Written instruction: Show all lines of the listing that hold the word "grid".

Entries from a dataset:
###
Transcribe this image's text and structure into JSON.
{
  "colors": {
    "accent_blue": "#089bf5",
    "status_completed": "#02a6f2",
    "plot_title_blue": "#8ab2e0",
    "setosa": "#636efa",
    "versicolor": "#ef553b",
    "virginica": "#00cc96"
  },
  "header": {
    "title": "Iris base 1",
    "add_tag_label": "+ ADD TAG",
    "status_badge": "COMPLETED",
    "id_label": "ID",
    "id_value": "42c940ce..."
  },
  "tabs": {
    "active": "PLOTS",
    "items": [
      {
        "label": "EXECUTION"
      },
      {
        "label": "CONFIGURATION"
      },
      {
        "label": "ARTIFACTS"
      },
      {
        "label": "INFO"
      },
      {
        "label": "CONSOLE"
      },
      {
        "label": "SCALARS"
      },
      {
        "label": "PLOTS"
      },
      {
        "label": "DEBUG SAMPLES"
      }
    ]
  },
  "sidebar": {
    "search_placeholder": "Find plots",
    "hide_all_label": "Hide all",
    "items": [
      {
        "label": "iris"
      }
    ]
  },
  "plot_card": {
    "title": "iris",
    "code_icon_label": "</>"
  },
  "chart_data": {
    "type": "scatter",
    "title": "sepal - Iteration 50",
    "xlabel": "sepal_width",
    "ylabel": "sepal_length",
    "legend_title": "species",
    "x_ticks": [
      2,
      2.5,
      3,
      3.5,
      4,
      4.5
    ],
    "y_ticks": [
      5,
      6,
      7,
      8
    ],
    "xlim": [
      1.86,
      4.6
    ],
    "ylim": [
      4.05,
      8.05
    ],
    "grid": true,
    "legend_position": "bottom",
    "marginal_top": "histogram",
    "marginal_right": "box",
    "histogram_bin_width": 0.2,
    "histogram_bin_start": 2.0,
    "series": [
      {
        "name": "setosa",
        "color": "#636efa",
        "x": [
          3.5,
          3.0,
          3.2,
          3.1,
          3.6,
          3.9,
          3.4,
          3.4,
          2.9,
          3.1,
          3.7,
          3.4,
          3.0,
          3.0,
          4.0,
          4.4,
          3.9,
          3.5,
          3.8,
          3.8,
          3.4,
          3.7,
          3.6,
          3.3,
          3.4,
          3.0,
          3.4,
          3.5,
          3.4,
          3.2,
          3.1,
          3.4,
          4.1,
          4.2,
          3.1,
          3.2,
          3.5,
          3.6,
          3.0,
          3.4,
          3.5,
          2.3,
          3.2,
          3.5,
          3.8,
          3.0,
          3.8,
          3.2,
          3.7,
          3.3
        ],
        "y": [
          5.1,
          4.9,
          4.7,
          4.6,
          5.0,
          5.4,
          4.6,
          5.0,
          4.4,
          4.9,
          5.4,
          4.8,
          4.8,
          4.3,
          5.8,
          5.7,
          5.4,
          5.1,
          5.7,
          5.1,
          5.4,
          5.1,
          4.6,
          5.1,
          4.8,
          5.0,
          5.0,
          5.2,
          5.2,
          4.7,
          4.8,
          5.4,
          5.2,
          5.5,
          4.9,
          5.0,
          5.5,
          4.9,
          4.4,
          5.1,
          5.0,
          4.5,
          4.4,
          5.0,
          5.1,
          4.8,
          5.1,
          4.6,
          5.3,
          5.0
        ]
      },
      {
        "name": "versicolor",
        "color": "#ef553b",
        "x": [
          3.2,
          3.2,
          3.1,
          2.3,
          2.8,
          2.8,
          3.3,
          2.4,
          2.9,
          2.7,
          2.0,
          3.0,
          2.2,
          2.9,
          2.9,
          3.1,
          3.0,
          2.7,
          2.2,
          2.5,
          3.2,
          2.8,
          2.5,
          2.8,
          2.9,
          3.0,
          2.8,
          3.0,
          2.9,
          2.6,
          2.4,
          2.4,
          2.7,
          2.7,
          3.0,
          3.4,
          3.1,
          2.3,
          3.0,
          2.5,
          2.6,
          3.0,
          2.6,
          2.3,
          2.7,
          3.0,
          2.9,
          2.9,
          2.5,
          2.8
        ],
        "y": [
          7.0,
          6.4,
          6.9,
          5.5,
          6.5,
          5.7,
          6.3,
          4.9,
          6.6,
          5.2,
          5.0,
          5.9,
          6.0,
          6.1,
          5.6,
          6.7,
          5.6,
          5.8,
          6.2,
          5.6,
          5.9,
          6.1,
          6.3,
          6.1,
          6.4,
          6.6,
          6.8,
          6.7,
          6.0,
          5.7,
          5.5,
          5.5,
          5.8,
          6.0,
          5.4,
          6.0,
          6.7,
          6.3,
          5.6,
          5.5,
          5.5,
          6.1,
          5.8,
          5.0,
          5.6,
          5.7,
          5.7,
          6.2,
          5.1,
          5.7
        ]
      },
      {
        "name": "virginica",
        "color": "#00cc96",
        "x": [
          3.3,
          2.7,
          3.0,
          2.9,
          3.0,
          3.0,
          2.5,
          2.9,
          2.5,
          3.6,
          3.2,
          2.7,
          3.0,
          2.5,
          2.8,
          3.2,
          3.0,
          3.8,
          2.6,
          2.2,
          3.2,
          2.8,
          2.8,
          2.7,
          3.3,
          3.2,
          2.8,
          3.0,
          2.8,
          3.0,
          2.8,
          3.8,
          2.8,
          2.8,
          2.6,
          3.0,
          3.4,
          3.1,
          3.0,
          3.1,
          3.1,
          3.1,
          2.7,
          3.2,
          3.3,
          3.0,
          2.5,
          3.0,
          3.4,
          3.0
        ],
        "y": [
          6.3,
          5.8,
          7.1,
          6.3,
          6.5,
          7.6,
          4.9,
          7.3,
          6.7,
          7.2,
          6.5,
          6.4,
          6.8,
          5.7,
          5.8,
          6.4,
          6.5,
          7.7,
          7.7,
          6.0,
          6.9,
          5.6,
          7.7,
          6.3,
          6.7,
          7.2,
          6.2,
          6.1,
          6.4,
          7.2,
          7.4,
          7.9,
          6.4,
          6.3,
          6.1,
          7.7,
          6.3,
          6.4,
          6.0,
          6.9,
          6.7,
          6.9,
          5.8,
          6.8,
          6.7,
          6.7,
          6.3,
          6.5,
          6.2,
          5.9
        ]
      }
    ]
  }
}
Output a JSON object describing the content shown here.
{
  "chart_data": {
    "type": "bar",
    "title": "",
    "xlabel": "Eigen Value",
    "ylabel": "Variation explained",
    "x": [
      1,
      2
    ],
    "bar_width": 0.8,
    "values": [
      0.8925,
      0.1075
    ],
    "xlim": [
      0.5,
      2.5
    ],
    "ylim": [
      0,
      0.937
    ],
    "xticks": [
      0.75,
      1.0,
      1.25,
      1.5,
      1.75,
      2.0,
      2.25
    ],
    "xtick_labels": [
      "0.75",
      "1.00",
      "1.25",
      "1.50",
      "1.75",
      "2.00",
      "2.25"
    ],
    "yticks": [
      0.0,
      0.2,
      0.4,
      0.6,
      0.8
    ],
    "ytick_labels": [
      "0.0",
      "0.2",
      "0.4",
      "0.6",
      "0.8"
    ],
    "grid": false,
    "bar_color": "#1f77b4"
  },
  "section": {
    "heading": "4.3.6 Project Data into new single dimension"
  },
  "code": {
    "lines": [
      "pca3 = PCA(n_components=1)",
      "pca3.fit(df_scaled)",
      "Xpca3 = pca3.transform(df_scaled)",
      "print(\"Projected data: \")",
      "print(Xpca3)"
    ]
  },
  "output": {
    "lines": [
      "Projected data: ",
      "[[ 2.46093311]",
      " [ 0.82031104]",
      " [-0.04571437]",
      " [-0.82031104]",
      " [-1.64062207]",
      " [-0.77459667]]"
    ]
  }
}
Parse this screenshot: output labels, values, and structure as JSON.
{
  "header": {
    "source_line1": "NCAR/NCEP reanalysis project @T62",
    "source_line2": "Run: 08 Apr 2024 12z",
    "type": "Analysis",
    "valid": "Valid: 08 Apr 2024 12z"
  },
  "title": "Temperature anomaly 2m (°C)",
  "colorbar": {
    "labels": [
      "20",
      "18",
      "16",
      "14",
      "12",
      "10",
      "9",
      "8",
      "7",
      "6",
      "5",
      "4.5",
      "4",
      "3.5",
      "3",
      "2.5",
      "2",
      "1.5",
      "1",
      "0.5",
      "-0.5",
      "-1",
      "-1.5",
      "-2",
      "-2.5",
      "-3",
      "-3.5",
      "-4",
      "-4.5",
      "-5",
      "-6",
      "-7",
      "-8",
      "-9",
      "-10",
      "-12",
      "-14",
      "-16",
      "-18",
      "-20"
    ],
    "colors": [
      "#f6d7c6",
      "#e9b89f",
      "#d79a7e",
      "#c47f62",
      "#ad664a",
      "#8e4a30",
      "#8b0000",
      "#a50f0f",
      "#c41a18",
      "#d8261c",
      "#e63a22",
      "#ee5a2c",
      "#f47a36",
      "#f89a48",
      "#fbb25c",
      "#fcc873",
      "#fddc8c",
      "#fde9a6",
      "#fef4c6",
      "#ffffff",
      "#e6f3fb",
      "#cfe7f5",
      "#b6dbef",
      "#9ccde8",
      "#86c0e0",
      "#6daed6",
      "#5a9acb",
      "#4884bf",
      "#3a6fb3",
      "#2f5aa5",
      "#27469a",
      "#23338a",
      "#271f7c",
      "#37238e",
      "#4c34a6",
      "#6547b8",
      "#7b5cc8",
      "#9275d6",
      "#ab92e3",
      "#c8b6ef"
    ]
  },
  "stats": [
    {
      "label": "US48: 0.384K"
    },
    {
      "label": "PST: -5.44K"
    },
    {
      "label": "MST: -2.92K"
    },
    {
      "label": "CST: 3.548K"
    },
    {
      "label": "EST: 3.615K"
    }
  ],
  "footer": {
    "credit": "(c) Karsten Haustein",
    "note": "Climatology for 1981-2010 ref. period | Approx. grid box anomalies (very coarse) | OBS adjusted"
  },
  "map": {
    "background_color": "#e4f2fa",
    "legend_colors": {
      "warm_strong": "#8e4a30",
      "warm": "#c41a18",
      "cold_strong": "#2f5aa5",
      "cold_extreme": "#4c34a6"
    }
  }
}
###
Solution to this task:
    "grid": true,
    "grid": false,
    "note": "Climatology for 1981-2010 ref. period | Approx. grid box anomalies (very coarse) | OBS adjusted"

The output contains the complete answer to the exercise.